— Material —

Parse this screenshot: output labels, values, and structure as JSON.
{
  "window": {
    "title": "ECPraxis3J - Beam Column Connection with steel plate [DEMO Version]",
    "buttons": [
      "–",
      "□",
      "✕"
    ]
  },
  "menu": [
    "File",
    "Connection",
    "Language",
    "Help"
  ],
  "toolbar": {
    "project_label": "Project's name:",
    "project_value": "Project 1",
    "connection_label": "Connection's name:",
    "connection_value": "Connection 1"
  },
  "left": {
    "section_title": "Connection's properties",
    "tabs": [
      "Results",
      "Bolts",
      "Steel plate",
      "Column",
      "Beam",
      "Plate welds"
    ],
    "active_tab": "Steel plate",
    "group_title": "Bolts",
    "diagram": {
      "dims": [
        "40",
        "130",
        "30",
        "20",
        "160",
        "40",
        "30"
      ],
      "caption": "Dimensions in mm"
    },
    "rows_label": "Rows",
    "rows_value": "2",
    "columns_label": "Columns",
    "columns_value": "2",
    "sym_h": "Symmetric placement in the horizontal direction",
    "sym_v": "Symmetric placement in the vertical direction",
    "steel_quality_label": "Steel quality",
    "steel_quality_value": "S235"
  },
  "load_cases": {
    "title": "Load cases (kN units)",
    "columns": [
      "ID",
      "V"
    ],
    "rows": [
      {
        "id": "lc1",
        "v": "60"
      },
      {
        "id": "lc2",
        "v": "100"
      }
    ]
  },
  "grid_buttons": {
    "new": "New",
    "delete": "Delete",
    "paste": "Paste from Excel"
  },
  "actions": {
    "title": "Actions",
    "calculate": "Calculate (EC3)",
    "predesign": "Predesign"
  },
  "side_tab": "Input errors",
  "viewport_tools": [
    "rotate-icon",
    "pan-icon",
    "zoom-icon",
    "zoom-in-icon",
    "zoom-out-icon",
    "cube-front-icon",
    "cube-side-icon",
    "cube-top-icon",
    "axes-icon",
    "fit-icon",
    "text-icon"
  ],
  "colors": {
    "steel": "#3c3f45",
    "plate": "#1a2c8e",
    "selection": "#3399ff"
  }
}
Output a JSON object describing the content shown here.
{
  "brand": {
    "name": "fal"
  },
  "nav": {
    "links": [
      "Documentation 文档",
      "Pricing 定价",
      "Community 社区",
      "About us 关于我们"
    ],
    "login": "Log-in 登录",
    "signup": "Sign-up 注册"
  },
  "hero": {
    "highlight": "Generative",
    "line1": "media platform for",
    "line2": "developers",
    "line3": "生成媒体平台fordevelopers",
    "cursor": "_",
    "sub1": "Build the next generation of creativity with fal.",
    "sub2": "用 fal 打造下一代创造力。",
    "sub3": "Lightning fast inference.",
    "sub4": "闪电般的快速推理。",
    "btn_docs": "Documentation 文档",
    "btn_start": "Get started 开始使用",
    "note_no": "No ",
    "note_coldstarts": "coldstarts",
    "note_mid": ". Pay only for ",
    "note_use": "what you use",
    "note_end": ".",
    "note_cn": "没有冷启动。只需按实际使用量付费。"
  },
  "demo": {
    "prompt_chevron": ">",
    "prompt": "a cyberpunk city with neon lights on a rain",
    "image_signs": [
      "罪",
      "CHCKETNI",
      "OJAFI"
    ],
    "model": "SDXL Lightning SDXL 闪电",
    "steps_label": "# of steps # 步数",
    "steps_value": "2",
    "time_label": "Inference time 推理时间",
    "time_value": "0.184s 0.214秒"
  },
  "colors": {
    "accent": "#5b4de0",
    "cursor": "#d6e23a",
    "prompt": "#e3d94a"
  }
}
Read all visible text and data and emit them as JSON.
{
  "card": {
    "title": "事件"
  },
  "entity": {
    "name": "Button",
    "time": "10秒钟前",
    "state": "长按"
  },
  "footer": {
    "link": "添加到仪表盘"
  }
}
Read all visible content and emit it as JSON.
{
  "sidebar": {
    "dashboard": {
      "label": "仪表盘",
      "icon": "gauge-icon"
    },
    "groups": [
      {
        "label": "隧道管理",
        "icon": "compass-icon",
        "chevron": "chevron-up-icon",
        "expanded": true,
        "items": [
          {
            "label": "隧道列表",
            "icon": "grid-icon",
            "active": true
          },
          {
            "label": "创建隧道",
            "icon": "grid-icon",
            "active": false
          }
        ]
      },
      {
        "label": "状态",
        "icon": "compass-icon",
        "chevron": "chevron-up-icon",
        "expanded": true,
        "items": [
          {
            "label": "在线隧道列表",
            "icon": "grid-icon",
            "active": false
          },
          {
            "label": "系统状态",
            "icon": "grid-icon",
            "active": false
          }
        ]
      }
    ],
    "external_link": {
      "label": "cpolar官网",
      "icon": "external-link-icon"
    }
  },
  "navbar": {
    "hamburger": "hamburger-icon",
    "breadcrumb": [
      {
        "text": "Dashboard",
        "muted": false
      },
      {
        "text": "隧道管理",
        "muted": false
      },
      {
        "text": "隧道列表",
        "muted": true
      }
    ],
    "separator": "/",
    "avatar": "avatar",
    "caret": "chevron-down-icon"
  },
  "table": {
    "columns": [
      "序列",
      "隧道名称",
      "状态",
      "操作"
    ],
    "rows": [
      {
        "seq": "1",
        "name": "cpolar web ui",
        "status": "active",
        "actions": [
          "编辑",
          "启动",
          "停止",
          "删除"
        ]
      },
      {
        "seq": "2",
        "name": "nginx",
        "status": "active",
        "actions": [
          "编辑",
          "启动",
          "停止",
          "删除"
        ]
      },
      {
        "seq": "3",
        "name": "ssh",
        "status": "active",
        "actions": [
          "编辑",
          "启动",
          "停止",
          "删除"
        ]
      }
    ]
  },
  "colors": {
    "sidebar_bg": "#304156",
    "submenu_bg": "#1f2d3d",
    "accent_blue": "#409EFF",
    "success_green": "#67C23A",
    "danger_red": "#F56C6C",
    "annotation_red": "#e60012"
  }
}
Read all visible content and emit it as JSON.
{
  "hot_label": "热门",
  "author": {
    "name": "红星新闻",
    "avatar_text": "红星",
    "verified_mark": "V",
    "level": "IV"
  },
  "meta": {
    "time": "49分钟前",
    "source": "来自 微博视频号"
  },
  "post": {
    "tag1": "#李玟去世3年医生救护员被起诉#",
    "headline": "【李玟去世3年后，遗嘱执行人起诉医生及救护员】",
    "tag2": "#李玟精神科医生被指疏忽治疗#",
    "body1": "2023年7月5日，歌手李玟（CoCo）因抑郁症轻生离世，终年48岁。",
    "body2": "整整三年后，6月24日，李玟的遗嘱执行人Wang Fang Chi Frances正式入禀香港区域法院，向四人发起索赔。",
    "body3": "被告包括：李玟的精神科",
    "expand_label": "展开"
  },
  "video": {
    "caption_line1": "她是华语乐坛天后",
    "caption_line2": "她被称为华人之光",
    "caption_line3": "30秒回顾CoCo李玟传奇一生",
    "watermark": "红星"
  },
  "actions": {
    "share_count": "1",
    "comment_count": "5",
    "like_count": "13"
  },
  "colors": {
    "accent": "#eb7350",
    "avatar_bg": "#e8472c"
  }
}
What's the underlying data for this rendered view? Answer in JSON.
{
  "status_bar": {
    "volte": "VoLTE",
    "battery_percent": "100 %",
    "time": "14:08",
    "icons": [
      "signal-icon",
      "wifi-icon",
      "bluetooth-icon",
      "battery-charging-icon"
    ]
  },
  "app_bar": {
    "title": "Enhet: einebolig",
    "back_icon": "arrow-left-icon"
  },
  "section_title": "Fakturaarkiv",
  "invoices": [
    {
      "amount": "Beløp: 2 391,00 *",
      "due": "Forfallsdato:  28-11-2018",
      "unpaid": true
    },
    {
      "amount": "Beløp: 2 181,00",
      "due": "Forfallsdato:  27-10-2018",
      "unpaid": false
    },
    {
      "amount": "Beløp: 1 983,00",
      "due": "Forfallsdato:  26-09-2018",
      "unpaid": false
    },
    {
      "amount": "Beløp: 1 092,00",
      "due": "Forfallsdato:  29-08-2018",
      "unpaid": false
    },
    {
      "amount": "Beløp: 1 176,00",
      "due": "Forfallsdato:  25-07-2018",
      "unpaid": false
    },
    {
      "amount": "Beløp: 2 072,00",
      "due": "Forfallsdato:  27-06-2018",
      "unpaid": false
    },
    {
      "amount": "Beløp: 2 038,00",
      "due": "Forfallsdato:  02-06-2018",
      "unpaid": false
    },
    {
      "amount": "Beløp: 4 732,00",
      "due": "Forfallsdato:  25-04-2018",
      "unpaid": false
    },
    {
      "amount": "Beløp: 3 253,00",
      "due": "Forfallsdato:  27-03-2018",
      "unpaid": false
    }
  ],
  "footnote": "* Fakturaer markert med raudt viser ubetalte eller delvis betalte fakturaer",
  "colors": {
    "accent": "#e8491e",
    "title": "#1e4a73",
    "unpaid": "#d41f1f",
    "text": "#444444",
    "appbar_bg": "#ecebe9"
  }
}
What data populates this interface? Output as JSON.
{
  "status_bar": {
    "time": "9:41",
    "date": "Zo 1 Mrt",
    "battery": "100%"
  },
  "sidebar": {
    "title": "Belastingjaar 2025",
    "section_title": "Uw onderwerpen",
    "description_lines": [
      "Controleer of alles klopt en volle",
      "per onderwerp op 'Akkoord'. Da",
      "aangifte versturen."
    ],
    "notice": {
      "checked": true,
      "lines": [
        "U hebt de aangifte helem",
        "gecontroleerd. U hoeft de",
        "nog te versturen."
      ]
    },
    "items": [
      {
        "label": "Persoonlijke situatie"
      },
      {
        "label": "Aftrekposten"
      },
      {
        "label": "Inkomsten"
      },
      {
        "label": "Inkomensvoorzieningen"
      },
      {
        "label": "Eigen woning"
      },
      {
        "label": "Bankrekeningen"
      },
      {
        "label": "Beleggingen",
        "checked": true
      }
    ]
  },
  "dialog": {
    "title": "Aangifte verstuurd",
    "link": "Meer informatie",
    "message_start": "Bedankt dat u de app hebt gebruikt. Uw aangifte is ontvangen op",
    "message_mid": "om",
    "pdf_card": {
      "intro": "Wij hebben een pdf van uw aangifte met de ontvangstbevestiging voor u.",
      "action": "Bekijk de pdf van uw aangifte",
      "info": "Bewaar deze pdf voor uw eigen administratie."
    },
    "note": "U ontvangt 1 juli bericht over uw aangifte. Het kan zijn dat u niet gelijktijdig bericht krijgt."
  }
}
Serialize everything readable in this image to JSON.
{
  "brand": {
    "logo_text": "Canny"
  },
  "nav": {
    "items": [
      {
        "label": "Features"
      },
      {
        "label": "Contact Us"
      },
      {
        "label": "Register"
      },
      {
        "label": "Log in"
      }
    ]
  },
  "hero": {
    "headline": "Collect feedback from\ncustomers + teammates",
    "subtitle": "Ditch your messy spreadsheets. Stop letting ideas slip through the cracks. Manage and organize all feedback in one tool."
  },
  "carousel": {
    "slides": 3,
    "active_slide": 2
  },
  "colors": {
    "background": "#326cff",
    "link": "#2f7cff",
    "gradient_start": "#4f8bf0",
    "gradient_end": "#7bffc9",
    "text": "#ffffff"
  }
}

— Given task —
Gather and return every line that holds the string "direction".

— Solved problem —
    "sym_h": "Symmetric placement in the horizontal direction",
    "sym_v": "Symmetric placement in the vertical direction",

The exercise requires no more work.